Count each line below that has "органов" anywhere in it. Answer with the total alone.

=== Data entries ===
□ □ □ □ □
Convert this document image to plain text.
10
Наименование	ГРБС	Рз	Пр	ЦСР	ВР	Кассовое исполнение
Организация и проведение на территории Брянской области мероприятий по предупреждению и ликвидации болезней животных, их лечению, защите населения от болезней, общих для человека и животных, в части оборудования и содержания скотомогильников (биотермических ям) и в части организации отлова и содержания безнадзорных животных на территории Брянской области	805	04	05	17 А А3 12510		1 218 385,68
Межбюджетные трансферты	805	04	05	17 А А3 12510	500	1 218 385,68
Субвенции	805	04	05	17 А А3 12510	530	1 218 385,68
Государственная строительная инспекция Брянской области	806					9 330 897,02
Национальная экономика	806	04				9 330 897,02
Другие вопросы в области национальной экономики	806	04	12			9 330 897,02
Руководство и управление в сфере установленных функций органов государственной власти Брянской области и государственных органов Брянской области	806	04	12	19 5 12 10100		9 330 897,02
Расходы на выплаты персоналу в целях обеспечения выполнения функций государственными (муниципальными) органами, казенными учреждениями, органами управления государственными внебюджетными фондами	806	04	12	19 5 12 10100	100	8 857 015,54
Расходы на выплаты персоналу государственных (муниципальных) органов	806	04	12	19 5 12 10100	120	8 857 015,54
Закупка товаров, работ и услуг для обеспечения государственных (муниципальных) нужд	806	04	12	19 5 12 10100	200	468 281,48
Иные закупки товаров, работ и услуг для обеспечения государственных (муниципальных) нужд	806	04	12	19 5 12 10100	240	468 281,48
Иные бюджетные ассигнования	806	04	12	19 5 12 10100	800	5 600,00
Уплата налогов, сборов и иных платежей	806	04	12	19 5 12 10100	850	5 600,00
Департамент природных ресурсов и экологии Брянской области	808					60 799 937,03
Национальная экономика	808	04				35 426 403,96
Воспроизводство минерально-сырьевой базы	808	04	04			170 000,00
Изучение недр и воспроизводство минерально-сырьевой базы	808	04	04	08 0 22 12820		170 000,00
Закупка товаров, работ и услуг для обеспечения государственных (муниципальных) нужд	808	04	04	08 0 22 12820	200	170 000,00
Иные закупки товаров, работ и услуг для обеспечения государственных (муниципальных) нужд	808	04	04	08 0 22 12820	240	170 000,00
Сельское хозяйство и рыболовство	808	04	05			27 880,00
□ □ □ □ □
=== Finished exercise ===
2